[Records about charts and figures]
** START **

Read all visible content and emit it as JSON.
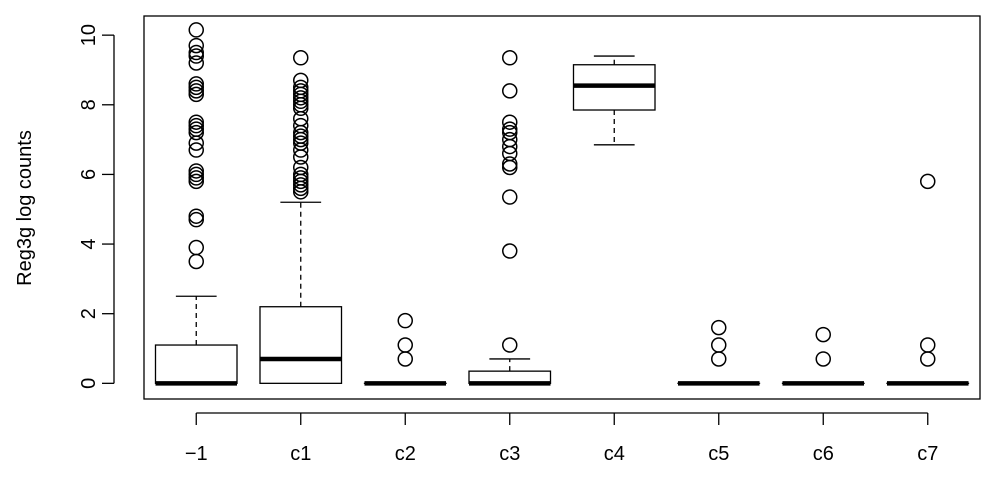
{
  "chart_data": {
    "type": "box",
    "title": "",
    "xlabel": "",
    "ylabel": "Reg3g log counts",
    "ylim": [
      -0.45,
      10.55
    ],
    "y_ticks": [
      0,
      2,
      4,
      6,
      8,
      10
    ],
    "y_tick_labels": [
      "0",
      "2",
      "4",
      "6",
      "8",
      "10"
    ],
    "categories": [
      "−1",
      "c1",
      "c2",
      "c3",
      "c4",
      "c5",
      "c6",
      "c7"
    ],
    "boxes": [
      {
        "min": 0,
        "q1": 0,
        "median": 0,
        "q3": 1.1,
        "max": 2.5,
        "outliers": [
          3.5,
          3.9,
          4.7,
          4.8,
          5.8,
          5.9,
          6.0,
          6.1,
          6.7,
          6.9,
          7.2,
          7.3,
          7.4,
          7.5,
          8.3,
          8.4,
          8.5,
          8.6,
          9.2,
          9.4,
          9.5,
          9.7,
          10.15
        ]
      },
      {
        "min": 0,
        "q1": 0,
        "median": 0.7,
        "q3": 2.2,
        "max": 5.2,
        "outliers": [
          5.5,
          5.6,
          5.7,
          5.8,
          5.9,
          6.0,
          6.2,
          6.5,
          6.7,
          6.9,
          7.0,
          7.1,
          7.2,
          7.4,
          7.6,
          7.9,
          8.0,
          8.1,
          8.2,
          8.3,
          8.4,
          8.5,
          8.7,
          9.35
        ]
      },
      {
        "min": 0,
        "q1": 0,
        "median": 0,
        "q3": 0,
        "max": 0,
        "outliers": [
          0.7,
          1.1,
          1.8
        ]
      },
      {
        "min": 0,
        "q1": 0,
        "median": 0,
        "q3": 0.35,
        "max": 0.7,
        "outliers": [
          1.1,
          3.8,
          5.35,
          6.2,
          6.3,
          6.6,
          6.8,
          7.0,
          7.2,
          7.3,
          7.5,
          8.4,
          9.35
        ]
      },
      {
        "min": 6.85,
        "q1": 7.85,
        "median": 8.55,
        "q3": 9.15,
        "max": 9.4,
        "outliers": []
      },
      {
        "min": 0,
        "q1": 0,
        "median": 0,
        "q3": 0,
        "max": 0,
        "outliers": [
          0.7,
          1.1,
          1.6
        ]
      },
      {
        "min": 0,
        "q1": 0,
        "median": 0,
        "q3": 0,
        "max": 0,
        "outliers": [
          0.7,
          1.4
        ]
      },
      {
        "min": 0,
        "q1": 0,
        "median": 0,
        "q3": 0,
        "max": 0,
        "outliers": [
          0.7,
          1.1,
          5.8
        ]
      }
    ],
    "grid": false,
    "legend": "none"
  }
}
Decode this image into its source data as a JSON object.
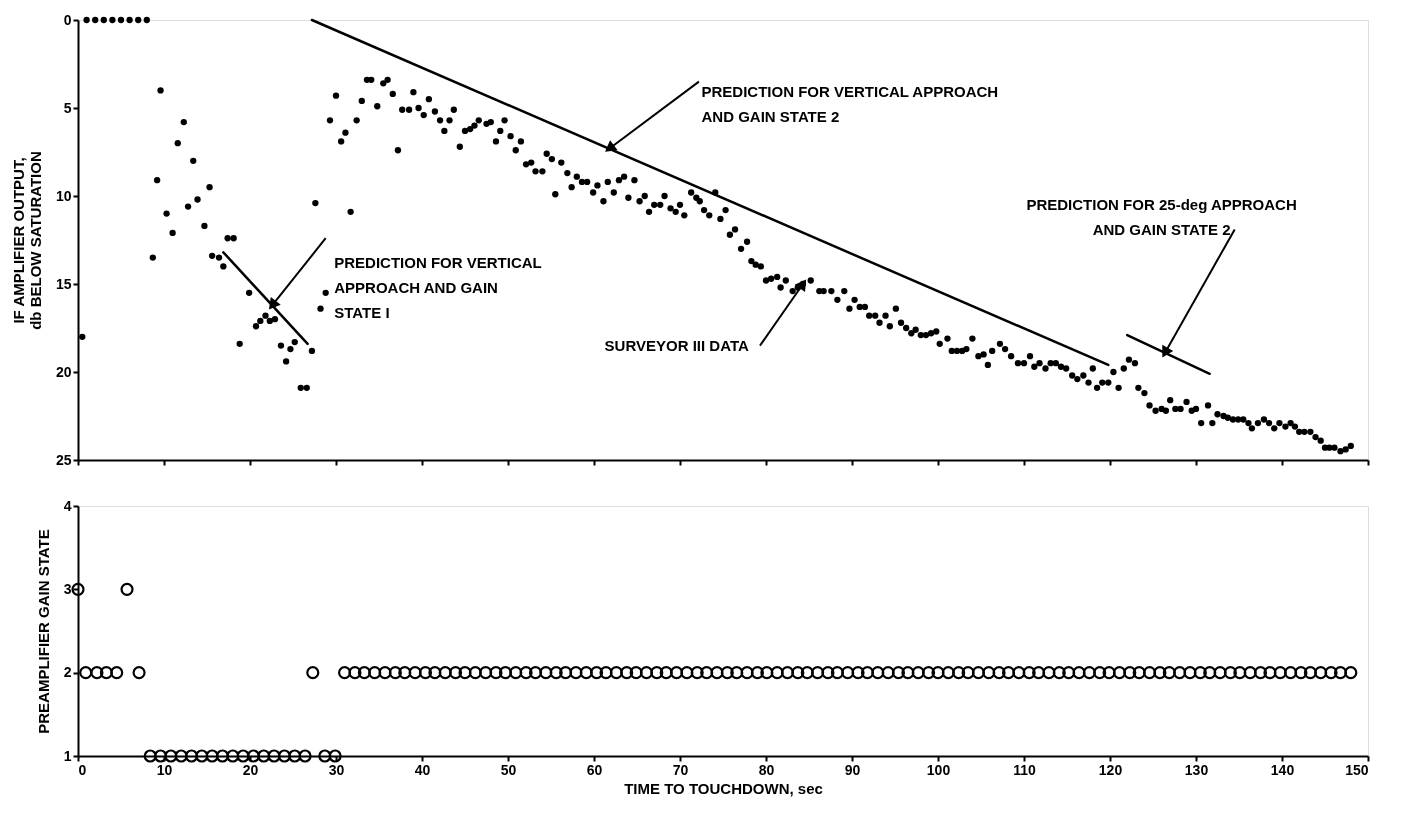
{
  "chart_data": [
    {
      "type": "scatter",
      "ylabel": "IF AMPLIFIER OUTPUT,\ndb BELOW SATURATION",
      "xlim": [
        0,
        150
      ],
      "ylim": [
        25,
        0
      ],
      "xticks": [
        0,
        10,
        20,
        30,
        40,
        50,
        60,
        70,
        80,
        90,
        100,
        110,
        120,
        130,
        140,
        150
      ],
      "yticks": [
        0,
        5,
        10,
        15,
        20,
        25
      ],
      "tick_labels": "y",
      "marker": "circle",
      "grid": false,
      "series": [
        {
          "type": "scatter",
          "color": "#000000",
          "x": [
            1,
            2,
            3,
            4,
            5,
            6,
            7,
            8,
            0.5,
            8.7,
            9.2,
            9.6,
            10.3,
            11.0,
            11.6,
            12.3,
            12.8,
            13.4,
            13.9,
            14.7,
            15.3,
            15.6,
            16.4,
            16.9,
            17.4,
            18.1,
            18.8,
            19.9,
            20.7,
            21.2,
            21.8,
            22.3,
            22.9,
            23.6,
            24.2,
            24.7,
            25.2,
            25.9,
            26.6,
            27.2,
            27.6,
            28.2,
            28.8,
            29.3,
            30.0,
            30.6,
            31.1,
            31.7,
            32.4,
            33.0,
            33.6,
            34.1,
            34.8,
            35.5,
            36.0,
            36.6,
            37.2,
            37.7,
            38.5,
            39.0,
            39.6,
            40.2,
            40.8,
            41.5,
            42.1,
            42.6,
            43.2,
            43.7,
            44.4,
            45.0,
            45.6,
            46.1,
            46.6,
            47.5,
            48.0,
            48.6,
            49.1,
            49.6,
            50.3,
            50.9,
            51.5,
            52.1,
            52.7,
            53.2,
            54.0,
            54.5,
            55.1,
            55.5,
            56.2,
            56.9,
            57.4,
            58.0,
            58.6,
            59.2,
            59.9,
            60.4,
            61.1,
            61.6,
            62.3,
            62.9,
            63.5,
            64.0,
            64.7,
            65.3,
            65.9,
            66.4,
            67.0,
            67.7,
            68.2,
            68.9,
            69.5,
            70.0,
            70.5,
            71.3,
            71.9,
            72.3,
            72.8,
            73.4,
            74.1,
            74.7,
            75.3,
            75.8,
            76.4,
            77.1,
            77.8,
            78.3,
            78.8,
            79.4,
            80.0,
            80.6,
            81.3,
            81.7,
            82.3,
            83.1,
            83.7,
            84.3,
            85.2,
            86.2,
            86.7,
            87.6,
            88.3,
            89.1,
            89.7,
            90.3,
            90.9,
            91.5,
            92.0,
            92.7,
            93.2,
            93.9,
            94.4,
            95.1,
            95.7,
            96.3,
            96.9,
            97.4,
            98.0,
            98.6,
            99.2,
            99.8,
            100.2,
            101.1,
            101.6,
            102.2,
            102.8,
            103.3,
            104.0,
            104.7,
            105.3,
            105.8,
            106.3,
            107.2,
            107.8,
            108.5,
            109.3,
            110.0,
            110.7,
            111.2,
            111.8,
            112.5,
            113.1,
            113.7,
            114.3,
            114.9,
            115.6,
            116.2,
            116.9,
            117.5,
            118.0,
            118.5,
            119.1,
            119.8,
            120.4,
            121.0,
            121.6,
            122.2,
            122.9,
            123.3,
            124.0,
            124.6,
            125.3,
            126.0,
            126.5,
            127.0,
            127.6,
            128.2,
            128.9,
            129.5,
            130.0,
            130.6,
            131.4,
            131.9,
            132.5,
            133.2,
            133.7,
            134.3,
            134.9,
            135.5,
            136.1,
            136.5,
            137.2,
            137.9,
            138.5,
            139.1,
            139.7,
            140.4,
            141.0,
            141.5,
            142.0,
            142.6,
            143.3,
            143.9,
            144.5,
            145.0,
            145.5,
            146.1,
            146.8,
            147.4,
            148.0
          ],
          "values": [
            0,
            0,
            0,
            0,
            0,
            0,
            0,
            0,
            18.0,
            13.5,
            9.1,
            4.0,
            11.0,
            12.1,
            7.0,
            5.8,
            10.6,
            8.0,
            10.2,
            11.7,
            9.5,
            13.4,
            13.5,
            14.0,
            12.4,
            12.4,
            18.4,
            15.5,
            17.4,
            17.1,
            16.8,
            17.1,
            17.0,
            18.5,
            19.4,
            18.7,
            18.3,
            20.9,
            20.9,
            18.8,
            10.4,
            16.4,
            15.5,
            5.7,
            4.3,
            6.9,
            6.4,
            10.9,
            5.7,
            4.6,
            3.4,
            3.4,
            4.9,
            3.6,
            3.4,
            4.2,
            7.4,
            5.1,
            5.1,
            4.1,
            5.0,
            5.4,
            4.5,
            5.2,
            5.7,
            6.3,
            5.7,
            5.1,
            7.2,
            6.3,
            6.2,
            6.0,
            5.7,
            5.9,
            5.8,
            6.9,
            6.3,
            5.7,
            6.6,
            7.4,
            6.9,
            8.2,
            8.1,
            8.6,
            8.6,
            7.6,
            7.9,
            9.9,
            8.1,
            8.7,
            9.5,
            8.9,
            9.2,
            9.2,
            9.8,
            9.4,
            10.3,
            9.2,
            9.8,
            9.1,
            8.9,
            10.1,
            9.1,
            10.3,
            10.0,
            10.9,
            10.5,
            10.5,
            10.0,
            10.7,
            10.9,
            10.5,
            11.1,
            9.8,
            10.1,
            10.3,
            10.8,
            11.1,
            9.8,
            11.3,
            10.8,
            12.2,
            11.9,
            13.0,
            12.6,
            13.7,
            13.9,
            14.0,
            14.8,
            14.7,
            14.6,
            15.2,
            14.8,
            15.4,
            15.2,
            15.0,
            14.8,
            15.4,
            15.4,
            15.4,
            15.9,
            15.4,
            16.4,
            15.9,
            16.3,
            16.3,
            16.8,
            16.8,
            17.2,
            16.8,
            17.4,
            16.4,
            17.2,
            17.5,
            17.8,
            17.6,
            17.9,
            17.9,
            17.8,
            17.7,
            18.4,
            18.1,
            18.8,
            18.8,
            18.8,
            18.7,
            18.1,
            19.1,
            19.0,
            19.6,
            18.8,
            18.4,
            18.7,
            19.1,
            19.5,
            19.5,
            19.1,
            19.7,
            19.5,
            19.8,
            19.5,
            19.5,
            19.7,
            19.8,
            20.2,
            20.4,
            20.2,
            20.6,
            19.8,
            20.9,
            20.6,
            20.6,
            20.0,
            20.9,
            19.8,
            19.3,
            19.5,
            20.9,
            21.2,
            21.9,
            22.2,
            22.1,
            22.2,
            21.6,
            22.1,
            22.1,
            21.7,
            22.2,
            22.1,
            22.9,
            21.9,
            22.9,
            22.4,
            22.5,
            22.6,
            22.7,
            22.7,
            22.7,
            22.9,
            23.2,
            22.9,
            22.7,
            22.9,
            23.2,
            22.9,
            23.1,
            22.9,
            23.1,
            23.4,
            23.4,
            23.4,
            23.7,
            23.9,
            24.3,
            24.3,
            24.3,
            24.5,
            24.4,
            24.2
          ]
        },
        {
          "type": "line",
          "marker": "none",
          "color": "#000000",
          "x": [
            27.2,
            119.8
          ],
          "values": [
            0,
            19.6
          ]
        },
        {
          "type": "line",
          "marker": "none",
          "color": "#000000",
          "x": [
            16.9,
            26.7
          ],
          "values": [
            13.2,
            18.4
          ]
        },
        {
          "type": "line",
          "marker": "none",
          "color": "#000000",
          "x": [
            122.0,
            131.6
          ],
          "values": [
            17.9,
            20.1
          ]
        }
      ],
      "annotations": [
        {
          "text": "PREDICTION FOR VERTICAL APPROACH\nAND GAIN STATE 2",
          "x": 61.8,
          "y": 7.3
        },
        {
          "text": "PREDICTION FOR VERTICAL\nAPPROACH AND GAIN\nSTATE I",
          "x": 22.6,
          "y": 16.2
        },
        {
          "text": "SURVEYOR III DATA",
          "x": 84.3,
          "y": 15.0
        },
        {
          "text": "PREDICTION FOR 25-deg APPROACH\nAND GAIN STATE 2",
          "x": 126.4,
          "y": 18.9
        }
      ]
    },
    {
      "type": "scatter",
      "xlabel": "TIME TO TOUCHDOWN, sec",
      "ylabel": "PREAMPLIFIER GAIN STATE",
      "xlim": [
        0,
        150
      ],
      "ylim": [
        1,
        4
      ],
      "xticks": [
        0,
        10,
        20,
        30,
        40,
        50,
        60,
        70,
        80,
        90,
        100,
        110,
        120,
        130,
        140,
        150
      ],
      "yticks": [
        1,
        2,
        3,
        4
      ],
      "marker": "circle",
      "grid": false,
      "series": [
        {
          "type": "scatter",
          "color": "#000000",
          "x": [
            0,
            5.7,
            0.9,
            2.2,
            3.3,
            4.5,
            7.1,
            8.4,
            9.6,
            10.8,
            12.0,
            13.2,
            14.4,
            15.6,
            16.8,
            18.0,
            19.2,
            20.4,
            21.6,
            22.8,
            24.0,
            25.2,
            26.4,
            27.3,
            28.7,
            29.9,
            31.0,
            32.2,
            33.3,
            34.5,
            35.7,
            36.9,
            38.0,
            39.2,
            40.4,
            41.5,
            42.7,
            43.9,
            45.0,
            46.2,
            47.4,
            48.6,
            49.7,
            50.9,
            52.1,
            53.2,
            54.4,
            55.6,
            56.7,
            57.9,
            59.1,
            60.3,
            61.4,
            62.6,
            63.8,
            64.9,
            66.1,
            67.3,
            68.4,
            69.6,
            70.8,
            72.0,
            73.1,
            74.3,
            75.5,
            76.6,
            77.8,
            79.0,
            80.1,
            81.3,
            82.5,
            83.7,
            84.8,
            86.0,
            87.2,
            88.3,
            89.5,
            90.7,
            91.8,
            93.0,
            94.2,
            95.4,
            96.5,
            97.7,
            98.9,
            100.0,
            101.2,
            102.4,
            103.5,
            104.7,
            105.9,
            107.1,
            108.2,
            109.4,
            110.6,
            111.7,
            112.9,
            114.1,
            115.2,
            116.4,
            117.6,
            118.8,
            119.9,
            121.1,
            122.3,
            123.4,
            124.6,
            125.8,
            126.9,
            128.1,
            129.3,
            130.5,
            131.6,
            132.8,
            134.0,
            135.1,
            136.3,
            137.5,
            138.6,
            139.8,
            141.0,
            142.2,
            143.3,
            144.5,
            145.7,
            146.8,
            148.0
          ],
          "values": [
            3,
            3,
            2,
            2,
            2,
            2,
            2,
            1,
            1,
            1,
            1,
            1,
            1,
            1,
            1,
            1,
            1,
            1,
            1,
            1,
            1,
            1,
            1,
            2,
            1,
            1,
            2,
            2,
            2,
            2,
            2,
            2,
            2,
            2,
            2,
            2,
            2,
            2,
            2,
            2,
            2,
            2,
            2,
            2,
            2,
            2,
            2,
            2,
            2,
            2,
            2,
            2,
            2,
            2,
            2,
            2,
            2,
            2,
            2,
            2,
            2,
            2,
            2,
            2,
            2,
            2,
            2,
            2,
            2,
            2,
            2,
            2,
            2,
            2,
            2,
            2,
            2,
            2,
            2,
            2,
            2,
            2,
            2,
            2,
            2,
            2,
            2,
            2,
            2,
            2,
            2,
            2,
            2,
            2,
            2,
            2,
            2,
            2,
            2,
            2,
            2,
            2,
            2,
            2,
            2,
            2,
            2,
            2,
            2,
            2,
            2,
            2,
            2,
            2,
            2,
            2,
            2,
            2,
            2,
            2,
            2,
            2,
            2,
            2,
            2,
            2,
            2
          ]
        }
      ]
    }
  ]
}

** END **

- **EXERCISE DIRECTIONS**
Give the count of lines in the listing above that include "nAND", with no other words.

- **TASK RESULT**
2